(AIM) List each line of the data that holds the string "或日工资", please.

(EXTRACTED ENTRIES)
=======

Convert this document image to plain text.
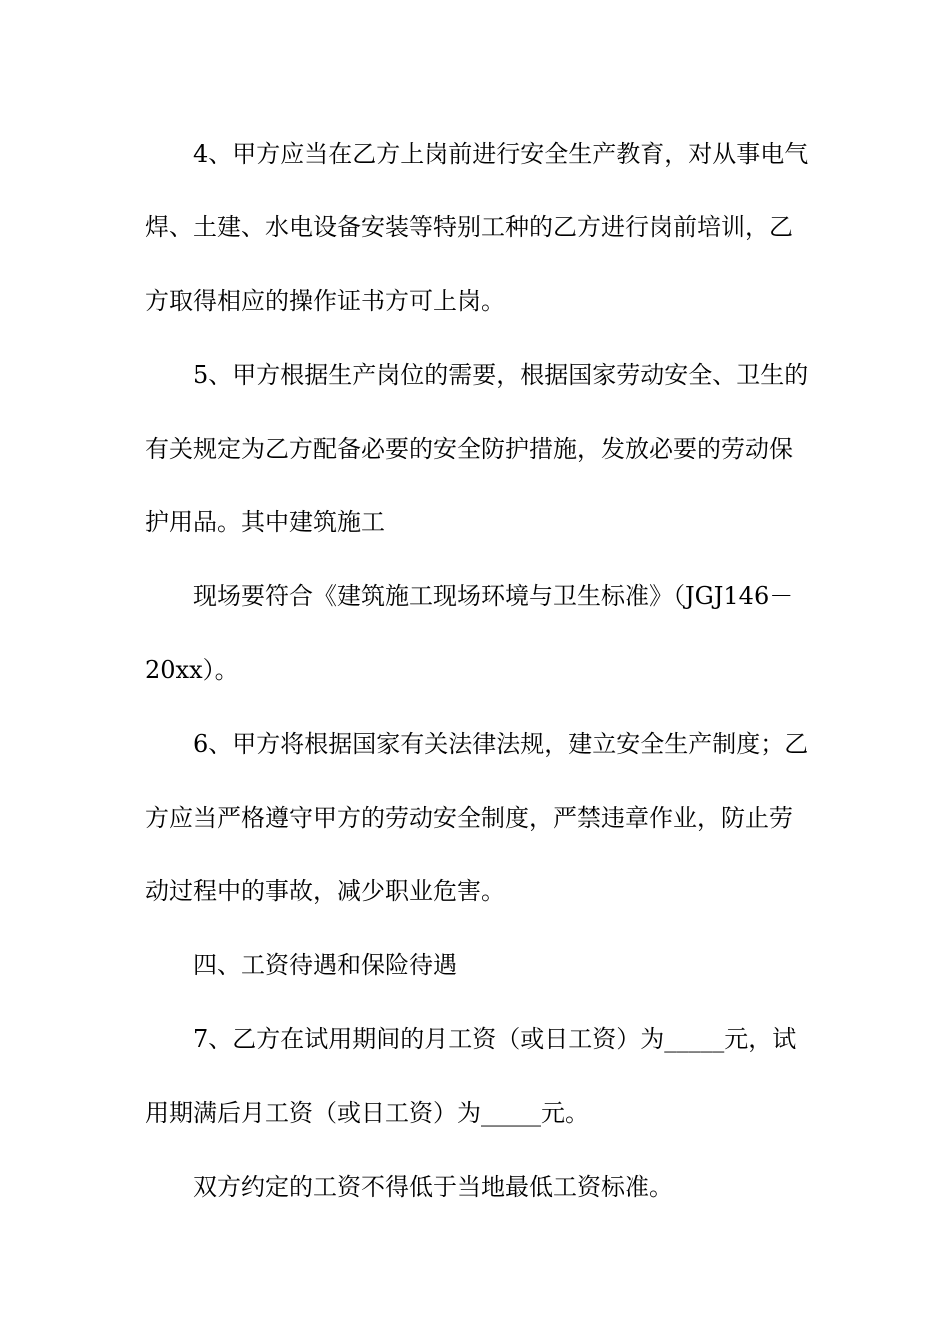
4、甲方应当在乙方上岗前进行安全生产教育，对从事电气
焊、土建、水电设备安装等特别工种的乙方进行岗前培训，乙
方取得相应的操作证书方可上岗。
5、甲方根据生产岗位的需要，根据国家劳动安全、卫生的
有关规定为乙方配备必要的安全防护措施，发放必要的劳动保
护用品。其中建筑施工
现场要符合《建筑施工现场环境与卫生标准》（JGJ146－
20xx）。
6、甲方将根据国家有关法律法规，建立安全生产制度；乙
方应当严格遵守甲方的劳动安全制度，严禁违章作业，防止劳
动过程中的事故，减少职业危害。
四、工资待遇和保险待遇
7、乙方在试用期间的月工资（或日工资）为_____元，试
用期满后月工资（或日工资）为_____元。
双方约定的工资不得低于当地最低工资标准。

=======

(THE RESULT)
7、乙方在试用期间的月工资（或日工资）为_____元，试
用期满后月工资（或日工资）为_____元。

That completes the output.